- [What the exercise asks]:
Locate every line in the records below that contains the word "JSON", and copy each one.

- [Entries shown]:
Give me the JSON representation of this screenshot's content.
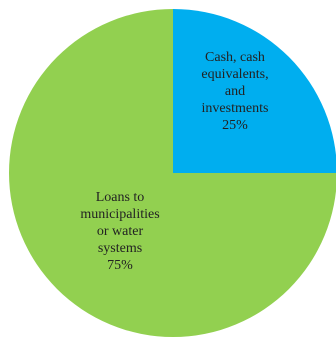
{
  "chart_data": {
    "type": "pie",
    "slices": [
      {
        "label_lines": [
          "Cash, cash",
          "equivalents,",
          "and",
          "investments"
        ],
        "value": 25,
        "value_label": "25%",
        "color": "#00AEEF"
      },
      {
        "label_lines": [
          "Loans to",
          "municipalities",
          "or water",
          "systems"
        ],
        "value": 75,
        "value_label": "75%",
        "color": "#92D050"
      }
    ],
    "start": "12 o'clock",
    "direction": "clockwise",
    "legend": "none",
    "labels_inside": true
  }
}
==
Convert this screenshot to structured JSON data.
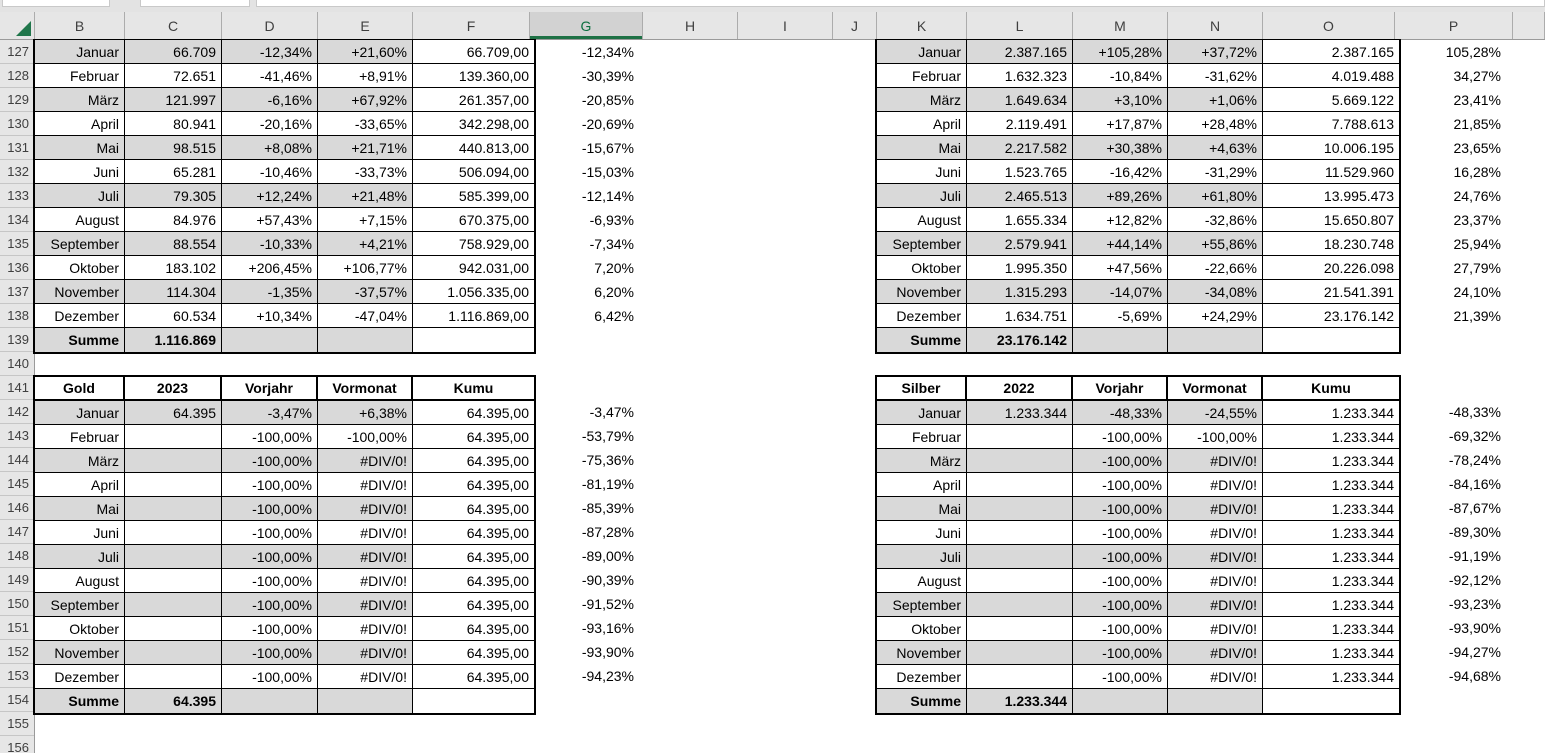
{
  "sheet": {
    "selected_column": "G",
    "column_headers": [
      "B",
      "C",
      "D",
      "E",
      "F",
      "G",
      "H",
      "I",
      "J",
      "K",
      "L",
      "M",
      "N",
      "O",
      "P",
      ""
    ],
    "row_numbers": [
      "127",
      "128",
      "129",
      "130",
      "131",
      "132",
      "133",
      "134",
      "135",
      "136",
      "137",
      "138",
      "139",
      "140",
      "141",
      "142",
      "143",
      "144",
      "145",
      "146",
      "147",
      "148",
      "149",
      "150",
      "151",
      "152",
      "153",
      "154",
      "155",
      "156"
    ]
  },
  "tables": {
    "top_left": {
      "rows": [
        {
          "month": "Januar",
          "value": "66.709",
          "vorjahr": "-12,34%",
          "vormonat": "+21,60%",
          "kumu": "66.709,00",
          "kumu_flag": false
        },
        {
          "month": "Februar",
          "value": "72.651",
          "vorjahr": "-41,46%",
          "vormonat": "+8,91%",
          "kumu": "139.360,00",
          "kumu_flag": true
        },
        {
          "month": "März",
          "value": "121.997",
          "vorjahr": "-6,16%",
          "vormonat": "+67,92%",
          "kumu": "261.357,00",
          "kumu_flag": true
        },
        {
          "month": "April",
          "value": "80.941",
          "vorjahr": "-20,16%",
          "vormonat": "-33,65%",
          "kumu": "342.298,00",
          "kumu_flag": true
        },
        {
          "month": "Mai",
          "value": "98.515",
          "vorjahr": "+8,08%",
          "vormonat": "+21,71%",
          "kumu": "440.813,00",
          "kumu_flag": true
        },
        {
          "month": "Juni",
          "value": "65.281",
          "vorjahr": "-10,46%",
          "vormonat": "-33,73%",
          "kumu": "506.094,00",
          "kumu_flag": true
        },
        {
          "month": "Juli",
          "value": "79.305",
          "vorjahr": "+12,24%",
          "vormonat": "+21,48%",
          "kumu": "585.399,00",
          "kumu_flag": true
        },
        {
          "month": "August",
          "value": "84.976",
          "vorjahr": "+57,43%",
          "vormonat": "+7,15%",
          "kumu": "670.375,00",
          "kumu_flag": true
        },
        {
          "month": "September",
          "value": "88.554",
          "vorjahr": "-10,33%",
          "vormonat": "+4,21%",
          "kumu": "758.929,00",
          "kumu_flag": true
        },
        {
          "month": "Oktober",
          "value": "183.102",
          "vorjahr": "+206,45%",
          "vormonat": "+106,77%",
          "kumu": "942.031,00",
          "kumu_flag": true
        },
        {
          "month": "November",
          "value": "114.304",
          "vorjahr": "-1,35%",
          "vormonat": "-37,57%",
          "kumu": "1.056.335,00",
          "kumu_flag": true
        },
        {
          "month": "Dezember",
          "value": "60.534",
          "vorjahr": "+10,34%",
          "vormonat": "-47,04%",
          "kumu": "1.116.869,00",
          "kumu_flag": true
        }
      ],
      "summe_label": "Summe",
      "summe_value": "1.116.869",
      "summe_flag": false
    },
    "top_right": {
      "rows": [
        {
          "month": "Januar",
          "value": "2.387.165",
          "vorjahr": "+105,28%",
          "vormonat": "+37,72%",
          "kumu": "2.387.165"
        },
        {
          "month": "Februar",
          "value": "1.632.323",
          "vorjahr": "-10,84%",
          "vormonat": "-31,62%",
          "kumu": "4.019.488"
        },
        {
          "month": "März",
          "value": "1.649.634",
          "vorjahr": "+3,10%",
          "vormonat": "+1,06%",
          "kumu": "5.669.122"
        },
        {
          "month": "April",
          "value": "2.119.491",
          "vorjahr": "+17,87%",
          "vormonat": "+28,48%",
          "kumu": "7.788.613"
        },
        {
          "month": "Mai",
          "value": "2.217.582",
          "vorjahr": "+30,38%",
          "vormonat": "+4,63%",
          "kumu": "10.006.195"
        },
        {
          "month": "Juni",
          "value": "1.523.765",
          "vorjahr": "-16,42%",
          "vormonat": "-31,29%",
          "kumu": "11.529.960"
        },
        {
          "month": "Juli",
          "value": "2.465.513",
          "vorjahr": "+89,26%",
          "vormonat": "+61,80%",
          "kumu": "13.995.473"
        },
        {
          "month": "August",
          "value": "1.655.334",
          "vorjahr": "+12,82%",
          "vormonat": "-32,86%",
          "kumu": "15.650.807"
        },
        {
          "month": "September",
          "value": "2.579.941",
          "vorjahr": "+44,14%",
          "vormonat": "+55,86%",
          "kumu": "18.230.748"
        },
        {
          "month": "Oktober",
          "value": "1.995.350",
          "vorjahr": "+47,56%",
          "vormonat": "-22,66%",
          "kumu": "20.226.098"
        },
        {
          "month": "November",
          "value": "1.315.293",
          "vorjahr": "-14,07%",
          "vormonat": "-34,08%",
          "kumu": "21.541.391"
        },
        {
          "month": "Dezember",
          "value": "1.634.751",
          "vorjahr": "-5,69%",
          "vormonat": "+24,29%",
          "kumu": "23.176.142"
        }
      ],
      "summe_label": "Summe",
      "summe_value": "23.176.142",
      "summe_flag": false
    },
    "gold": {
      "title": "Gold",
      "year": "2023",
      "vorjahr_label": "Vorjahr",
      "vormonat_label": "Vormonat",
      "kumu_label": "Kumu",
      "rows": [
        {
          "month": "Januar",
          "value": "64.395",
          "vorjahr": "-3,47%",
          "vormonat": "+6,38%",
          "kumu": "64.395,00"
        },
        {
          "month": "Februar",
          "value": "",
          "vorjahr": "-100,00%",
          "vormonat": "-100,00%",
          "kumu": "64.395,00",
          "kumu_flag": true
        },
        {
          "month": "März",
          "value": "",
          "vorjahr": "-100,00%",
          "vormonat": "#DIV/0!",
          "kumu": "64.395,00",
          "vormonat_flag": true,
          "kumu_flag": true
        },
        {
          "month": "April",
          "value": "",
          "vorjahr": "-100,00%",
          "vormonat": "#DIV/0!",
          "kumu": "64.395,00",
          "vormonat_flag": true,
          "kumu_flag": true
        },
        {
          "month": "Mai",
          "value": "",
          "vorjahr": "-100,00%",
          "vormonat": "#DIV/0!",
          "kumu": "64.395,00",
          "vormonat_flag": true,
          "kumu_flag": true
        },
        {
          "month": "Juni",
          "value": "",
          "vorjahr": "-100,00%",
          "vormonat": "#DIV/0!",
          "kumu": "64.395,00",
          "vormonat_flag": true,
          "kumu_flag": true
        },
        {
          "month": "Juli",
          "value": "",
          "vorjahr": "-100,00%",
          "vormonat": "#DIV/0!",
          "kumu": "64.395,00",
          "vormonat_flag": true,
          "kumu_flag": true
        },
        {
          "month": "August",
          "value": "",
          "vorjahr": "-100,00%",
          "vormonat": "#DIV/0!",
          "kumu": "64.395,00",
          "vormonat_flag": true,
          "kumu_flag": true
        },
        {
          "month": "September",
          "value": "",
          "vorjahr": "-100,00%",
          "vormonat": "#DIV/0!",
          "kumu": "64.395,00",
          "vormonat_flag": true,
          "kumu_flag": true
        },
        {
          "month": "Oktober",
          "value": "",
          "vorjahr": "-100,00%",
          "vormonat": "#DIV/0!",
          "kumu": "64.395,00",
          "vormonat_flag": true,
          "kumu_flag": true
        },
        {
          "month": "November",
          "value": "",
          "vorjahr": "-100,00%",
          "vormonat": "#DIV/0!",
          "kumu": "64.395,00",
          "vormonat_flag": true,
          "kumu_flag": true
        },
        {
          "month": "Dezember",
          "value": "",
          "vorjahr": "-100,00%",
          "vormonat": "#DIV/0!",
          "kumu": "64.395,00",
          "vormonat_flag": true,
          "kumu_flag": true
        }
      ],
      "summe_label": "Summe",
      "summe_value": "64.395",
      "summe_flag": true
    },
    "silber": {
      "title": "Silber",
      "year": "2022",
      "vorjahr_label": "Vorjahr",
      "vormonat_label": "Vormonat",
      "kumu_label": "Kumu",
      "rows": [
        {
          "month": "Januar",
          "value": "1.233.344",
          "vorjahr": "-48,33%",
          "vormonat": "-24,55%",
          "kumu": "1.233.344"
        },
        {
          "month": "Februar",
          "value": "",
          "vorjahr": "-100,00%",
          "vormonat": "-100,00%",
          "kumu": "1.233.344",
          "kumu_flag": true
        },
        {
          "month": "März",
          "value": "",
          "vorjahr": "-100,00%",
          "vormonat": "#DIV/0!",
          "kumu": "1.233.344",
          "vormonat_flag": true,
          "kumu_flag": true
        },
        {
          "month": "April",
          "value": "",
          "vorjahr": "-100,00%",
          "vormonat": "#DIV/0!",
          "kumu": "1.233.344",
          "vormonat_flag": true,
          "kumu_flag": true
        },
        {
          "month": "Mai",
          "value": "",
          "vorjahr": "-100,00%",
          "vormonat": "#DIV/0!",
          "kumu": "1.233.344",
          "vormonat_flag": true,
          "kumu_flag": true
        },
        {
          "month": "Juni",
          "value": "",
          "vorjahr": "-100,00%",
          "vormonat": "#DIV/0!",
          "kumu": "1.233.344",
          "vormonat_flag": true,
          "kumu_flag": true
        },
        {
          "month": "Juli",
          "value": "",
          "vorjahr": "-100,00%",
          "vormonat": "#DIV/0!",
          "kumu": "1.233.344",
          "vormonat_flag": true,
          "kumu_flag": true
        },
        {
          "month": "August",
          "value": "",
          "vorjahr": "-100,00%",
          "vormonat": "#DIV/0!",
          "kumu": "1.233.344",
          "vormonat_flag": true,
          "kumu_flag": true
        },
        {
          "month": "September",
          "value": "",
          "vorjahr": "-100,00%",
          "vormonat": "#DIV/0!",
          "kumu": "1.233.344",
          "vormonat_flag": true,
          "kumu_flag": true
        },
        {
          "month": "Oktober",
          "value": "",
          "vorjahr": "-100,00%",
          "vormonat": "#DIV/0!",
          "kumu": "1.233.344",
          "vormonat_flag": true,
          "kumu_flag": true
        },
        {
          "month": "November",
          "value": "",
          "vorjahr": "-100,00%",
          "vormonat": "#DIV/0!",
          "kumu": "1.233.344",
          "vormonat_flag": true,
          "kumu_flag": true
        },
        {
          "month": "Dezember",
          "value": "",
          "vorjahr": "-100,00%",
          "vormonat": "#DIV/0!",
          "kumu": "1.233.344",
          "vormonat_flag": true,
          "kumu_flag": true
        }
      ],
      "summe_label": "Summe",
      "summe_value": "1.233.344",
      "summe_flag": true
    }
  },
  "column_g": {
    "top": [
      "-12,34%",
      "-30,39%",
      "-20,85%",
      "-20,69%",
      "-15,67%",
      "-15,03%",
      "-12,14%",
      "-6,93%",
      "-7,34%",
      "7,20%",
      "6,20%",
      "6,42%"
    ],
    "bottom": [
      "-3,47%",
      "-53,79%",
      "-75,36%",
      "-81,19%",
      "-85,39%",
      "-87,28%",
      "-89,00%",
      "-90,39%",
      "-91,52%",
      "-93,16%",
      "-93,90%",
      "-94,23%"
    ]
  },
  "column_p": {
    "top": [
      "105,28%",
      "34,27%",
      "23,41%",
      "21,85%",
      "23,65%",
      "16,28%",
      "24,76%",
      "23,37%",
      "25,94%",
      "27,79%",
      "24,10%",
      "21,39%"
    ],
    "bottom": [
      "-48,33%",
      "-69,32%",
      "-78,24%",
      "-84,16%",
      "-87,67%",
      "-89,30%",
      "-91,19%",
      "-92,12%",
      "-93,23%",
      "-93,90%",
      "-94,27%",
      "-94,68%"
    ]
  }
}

- [Task output]:
Give me the JSON representation of this screenshot's content.
Convert this screenshot to structured JSON data.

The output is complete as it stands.